Your task:
Keep only those lines of the records that include the string "text".

:: Source data

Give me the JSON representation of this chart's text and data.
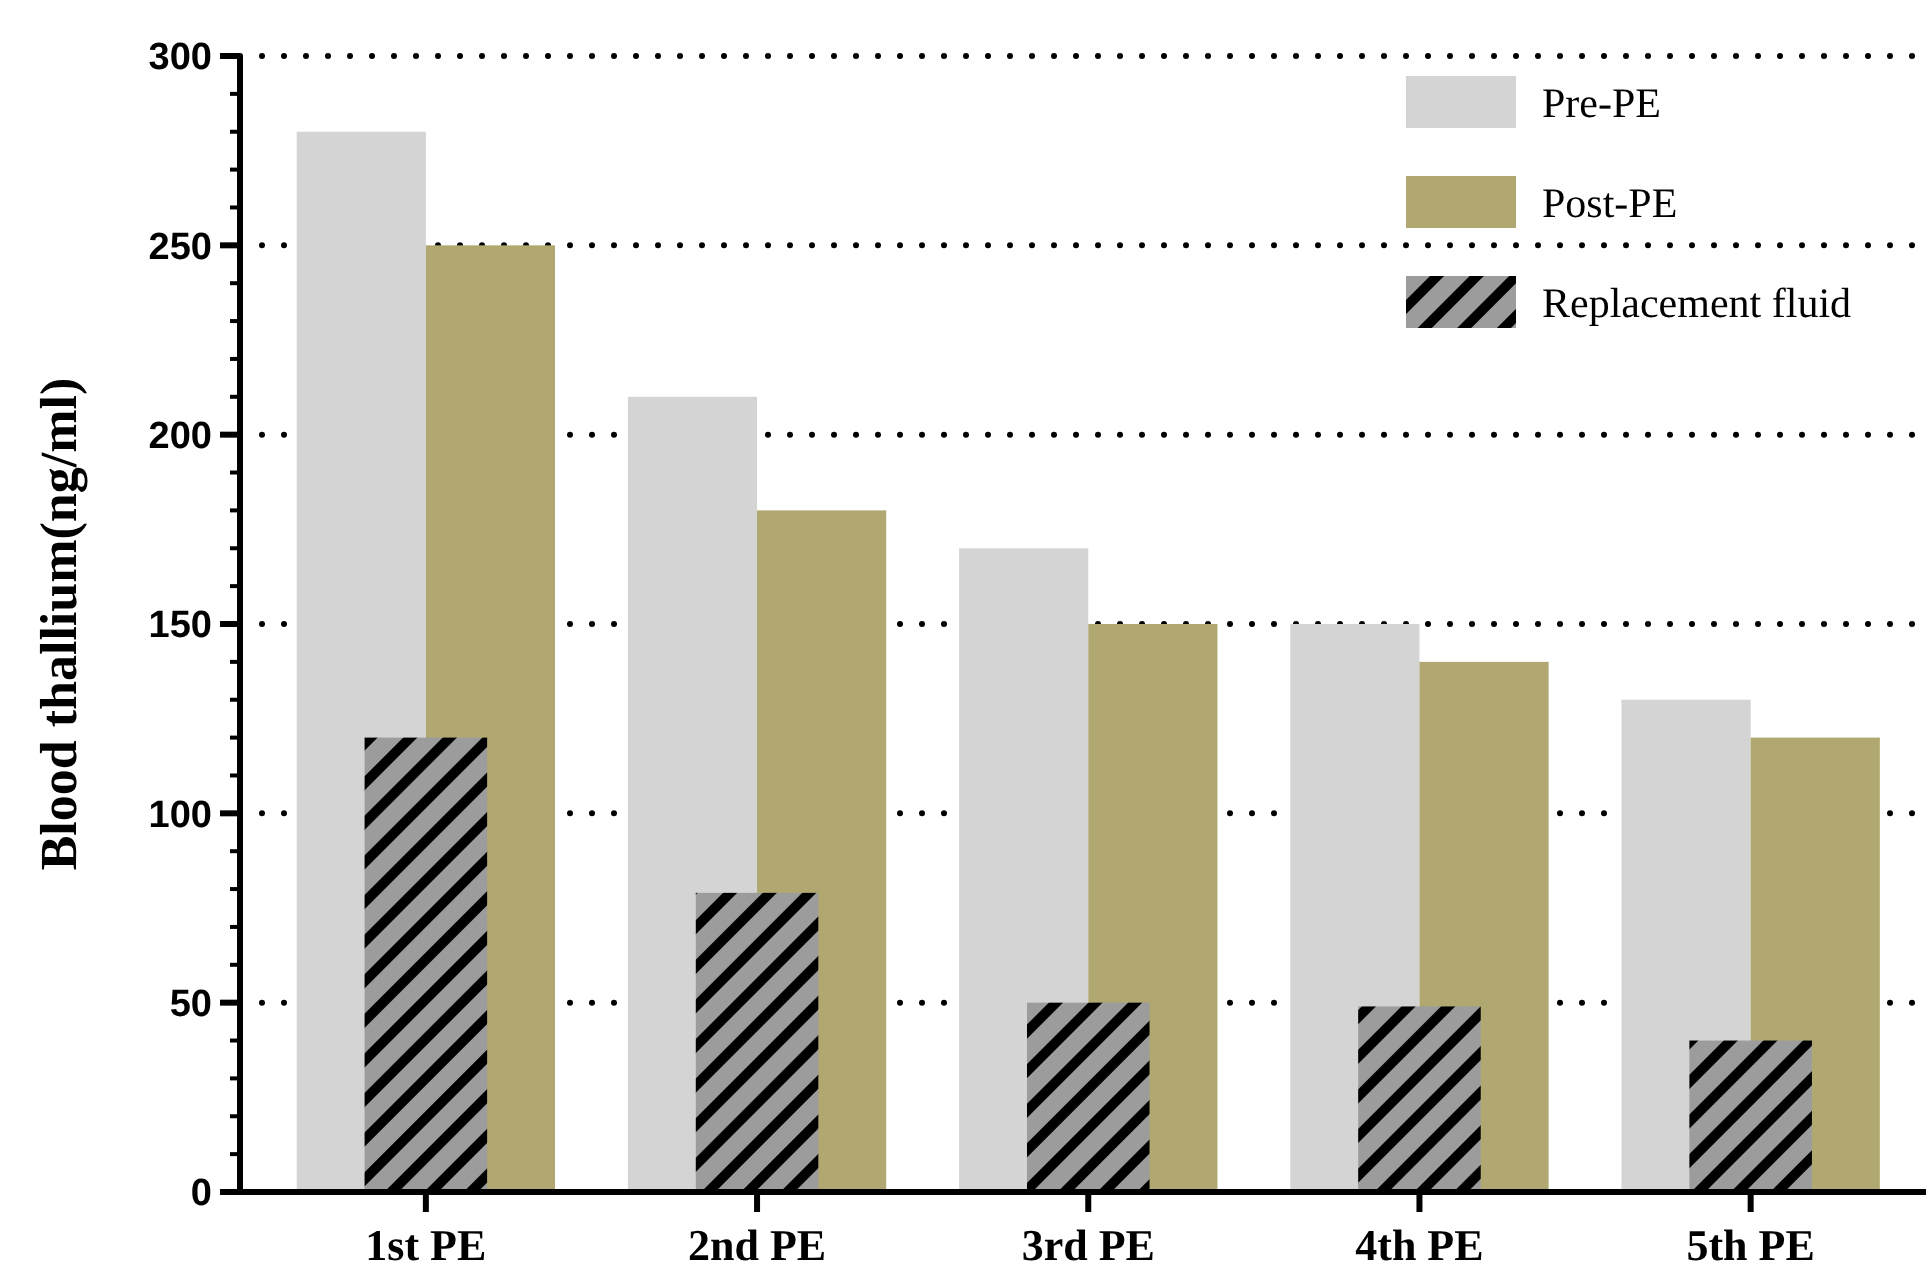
{
  "chart_data": {
    "type": "bar",
    "ylabel": "Blood thallium(ng/ml)",
    "categories": [
      "1st PE",
      "2nd PE",
      "3rd PE",
      "4th PE",
      "5th PE"
    ],
    "series": [
      {
        "name": "Pre-PE",
        "color": "#d4d4d4",
        "values": [
          280,
          210,
          170,
          150,
          130
        ]
      },
      {
        "name": "Post-PE",
        "color": "#b0a870",
        "values": [
          250,
          180,
          150,
          140,
          120
        ]
      },
      {
        "name": "Replacement fluid",
        "color": "#9c9c9c",
        "values": [
          120,
          79,
          50,
          49,
          40
        ]
      }
    ],
    "ylim": [
      0,
      300
    ],
    "yticks": [
      0,
      50,
      100,
      150,
      200,
      250,
      300
    ],
    "grid": "y",
    "legend": "top right"
  }
}
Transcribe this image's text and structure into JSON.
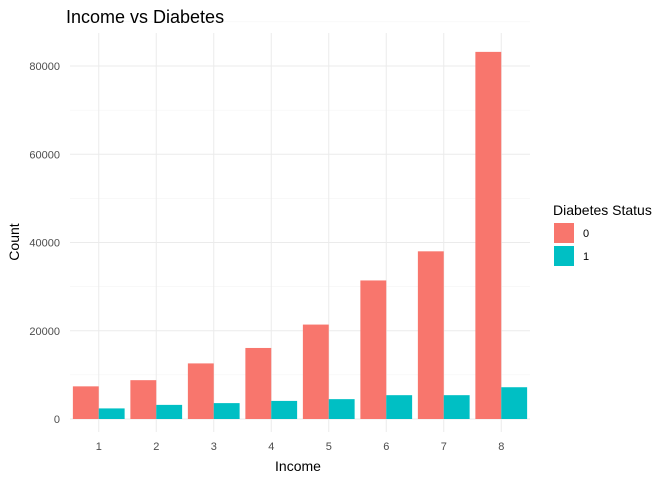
{
  "chart_data": {
    "type": "bar",
    "title": "Income vs Diabetes",
    "xlabel": "Income",
    "ylabel": "Count",
    "categories": [
      "1",
      "2",
      "3",
      "4",
      "5",
      "6",
      "7",
      "8"
    ],
    "series": [
      {
        "name": "0",
        "color": "#F8766D",
        "values": [
          7400,
          8800,
          12600,
          16100,
          21400,
          31400,
          38000,
          83200
        ]
      },
      {
        "name": "1",
        "color": "#00BFC4",
        "values": [
          2400,
          3200,
          3600,
          4100,
          4500,
          5400,
          5400,
          7200
        ]
      }
    ],
    "yticks": [
      0,
      20000,
      40000,
      60000,
      80000
    ],
    "ytick_labels": [
      "0",
      "20000",
      "40000",
      "60000",
      "80000"
    ],
    "ylim": [
      0,
      87000
    ],
    "legend": {
      "title": "Diabetes Status",
      "position": "right"
    },
    "grid": true
  }
}
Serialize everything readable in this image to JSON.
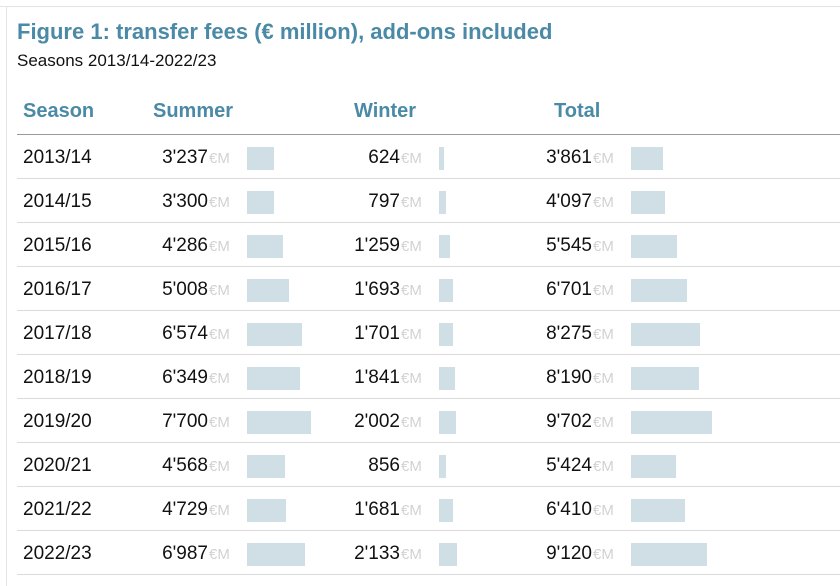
{
  "chart_data": {
    "type": "table",
    "title": "Figure 1: transfer fees (€ million), add-ons included",
    "subtitle": "Seasons 2013/14-2022/23",
    "columns": [
      "Season",
      "Summer",
      "Winter",
      "Total"
    ],
    "unit_label": "€M",
    "bar_color": "#d0dfe6",
    "header_color": "#4b8aa6",
    "rows": [
      {
        "season": "2013/14",
        "summer": "3'237",
        "winter": "624",
        "total": "3'861"
      },
      {
        "season": "2014/15",
        "summer": "3'300",
        "winter": "797",
        "total": "4'097"
      },
      {
        "season": "2015/16",
        "summer": "4'286",
        "winter": "1'259",
        "total": "5'545"
      },
      {
        "season": "2016/17",
        "summer": "5'008",
        "winter": "1'693",
        "total": "6'701"
      },
      {
        "season": "2017/18",
        "summer": "6'574",
        "winter": "1'701",
        "total": "8'275"
      },
      {
        "season": "2018/19",
        "summer": "6'349",
        "winter": "1'841",
        "total": "8'190"
      },
      {
        "season": "2019/20",
        "summer": "7'700",
        "winter": "2'002",
        "total": "9'702"
      },
      {
        "season": "2020/21",
        "summer": "4'568",
        "winter": "856",
        "total": "5'424"
      },
      {
        "season": "2021/22",
        "summer": "4'729",
        "winter": "1'681",
        "total": "6'410"
      },
      {
        "season": "2022/23",
        "summer": "6'987",
        "winter": "2'133",
        "total": "9'120"
      }
    ]
  }
}
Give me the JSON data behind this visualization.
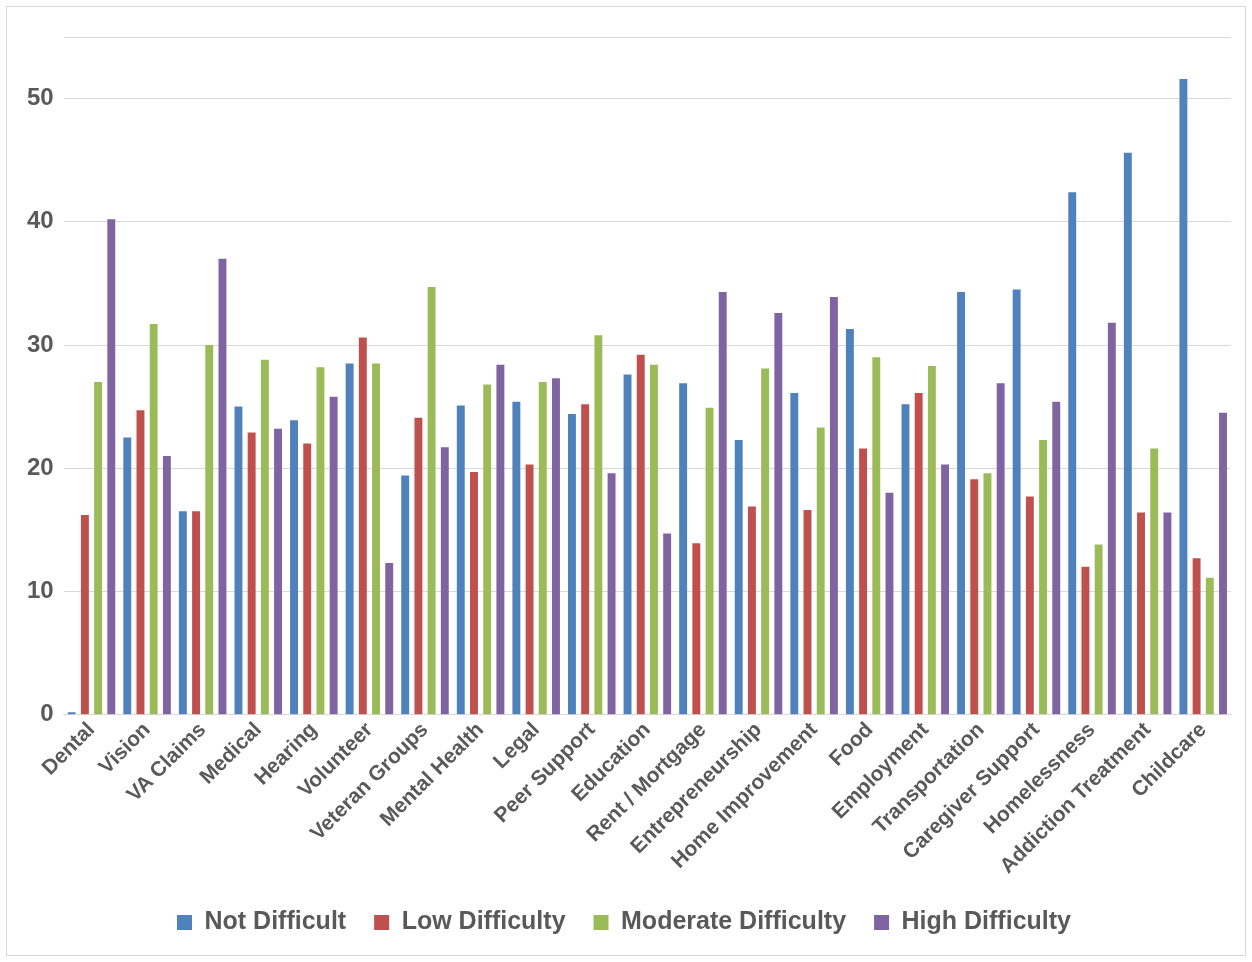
{
  "chart_data": {
    "type": "bar",
    "categories": [
      "Dental",
      "Vision",
      "VA Claims",
      "Medical",
      "Hearing",
      "Volunteer",
      "Veteran Groups",
      "Mental Health",
      "Legal",
      "Peer Support",
      "Education",
      "Rent / Mortgage",
      "Entrepreneurship",
      "Home Improvement",
      "Food",
      "Employment",
      "Transportation",
      "Caregiver Support",
      "Homelessness",
      "Addiction Treatment",
      "Childcare"
    ],
    "series": [
      {
        "name": "Not Difficult",
        "color": "#4f81bd",
        "values": [
          0.2,
          22.5,
          16.5,
          25.0,
          23.9,
          28.5,
          19.4,
          25.1,
          25.4,
          24.4,
          27.6,
          26.9,
          22.3,
          26.1,
          31.3,
          25.2,
          34.3,
          34.5,
          42.4,
          45.6,
          51.6
        ]
      },
      {
        "name": "Low Difficulty",
        "color": "#c0504d",
        "values": [
          16.2,
          24.7,
          16.5,
          22.9,
          22.0,
          30.6,
          24.1,
          19.7,
          20.3,
          25.2,
          29.2,
          13.9,
          16.9,
          16.6,
          21.6,
          26.1,
          19.1,
          17.7,
          12.0,
          16.4,
          12.7
        ]
      },
      {
        "name": "Moderate Difficulty",
        "color": "#9bbb59",
        "values": [
          27.0,
          31.7,
          30.0,
          28.8,
          28.2,
          28.5,
          34.7,
          26.8,
          27.0,
          30.8,
          28.4,
          24.9,
          28.1,
          23.3,
          29.0,
          28.3,
          19.6,
          22.3,
          13.8,
          21.6,
          11.1
        ]
      },
      {
        "name": "High Difficulty",
        "color": "#8064a2",
        "values": [
          40.2,
          21.0,
          37.0,
          23.2,
          25.8,
          12.3,
          21.7,
          28.4,
          27.3,
          19.6,
          14.7,
          34.3,
          32.6,
          33.9,
          18.0,
          20.3,
          26.9,
          25.4,
          31.8,
          16.4,
          24.5
        ]
      }
    ],
    "ylim": [
      0,
      55
    ],
    "yticks": [
      0,
      10,
      20,
      30,
      40,
      50,
      {
        "value": 55,
        "label": null
      }
    ],
    "grid": "y",
    "legend": "bottom"
  }
}
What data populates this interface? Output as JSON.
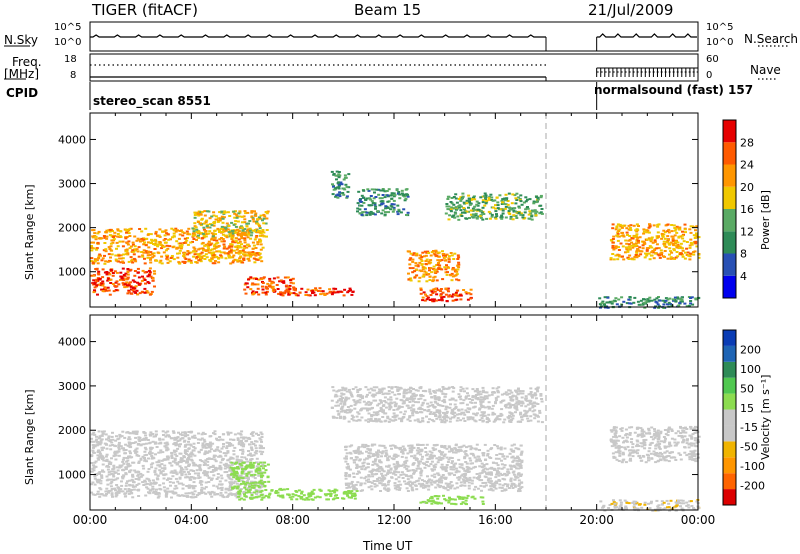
{
  "header": {
    "radar": "TIGER (fitACF)",
    "beam": "Beam 15",
    "date": "21/Jul/2009"
  },
  "left_labels": {
    "nsky": "N.Sky",
    "freq1": "Freq.",
    "freq2": "[MHz]",
    "cpid": "CPID"
  },
  "right_labels": {
    "nsearch": "N.Search",
    "nave": "Nave"
  },
  "nsky_ticks": [
    "10^5",
    "10^0"
  ],
  "freq_ticks": [
    "18",
    "8"
  ],
  "nave_ticks": [
    "60",
    "0"
  ],
  "cpid_segments": [
    {
      "label": "stereo_scan 8551",
      "start": 0,
      "end": 18
    },
    {
      "label": "normalsound (fast) 157",
      "start": 20,
      "end": 24
    }
  ],
  "colors": {
    "power": [
      "#0000ee",
      "#2850b4",
      "#2e8b57",
      "#5aaa64",
      "#f0c800",
      "#ff9600",
      "#ff5a00",
      "#e60000"
    ],
    "velocity": [
      "#dc0000",
      "#ff6400",
      "#ff9600",
      "#f0b400",
      "#c8c8c8",
      "#c8c8c8",
      "#8cdc50",
      "#50c850",
      "#2e8b57",
      "#1e64b4",
      "#0a3cb4"
    ]
  },
  "chart_data": [
    {
      "type": "heatmap",
      "name": "Power",
      "ylabel": "Slant Range [km]",
      "yticks": [
        1000,
        2000,
        3000,
        4000
      ],
      "ylim": [
        200,
        4600
      ],
      "xlim": [
        0,
        24
      ],
      "colorbar": {
        "label": "Power [dB]",
        "ticks": [
          "4",
          "8",
          "12",
          "16",
          "20",
          "24",
          "28"
        ],
        "range": [
          0,
          32
        ]
      },
      "data_gap": [
        18,
        20
      ],
      "regions": [
        {
          "t": [
            0,
            6.8
          ],
          "r": [
            1200,
            2000
          ],
          "level": 21
        },
        {
          "t": [
            0,
            2.5
          ],
          "r": [
            500,
            1100
          ],
          "level": 27
        },
        {
          "t": [
            4,
            7
          ],
          "r": [
            1800,
            2400
          ],
          "level": 18
        },
        {
          "t": [
            6,
            8
          ],
          "r": [
            500,
            900
          ],
          "level": 26
        },
        {
          "t": [
            7.5,
            10.5
          ],
          "r": [
            480,
            650
          ],
          "level": 27
        },
        {
          "t": [
            9.5,
            10.2
          ],
          "r": [
            2700,
            3300
          ],
          "level": 11
        },
        {
          "t": [
            10.5,
            12.5
          ],
          "r": [
            2300,
            2900
          ],
          "level": 10
        },
        {
          "t": [
            12.5,
            14.5
          ],
          "r": [
            800,
            1500
          ],
          "level": 22
        },
        {
          "t": [
            13,
            15
          ],
          "r": [
            350,
            650
          ],
          "level": 27
        },
        {
          "t": [
            14,
            17.8
          ],
          "r": [
            2200,
            2800
          ],
          "level": 13
        },
        {
          "t": [
            20.5,
            24
          ],
          "r": [
            1300,
            2100
          ],
          "level": 21
        },
        {
          "t": [
            20,
            24
          ],
          "r": [
            200,
            450
          ],
          "level": 10
        }
      ]
    },
    {
      "type": "heatmap",
      "name": "Velocity",
      "ylabel": "Slant Range [km]",
      "xlabel": "Time UT",
      "yticks": [
        1000,
        2000,
        3000,
        4000
      ],
      "ylim": [
        200,
        4600
      ],
      "xlim": [
        0,
        24
      ],
      "xticks": [
        "00:00",
        "04:00",
        "08:00",
        "12:00",
        "16:00",
        "20:00",
        "00:00"
      ],
      "colorbar": {
        "label": "Velocity [m s⁻¹]",
        "ticks": [
          "-200",
          "-100",
          "-50",
          "-15",
          "15",
          "50",
          "100",
          "200"
        ],
        "range": [
          -250,
          250
        ]
      },
      "data_gap": [
        18,
        20
      ],
      "regions": [
        {
          "t": [
            0,
            6.8
          ],
          "r": [
            500,
            2000
          ],
          "level": 0
        },
        {
          "t": [
            5.5,
            7
          ],
          "r": [
            700,
            1300
          ],
          "level": 45
        },
        {
          "t": [
            5.8,
            10.5
          ],
          "r": [
            450,
            700
          ],
          "level": 40
        },
        {
          "t": [
            9.5,
            17.8
          ],
          "r": [
            2200,
            3000
          ],
          "level": 0
        },
        {
          "t": [
            10,
            17
          ],
          "r": [
            650,
            1700
          ],
          "level": 0
        },
        {
          "t": [
            13,
            15.5
          ],
          "r": [
            350,
            550
          ],
          "level": 35
        },
        {
          "t": [
            20.5,
            24
          ],
          "r": [
            1300,
            2100
          ],
          "level": 0
        },
        {
          "t": [
            20,
            24
          ],
          "r": [
            200,
            450
          ],
          "level": -60
        }
      ]
    }
  ]
}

::::

Worked solution:
Give me the JSON representation of this chart's text and data.
Transcribe this image's text and structure into JSON.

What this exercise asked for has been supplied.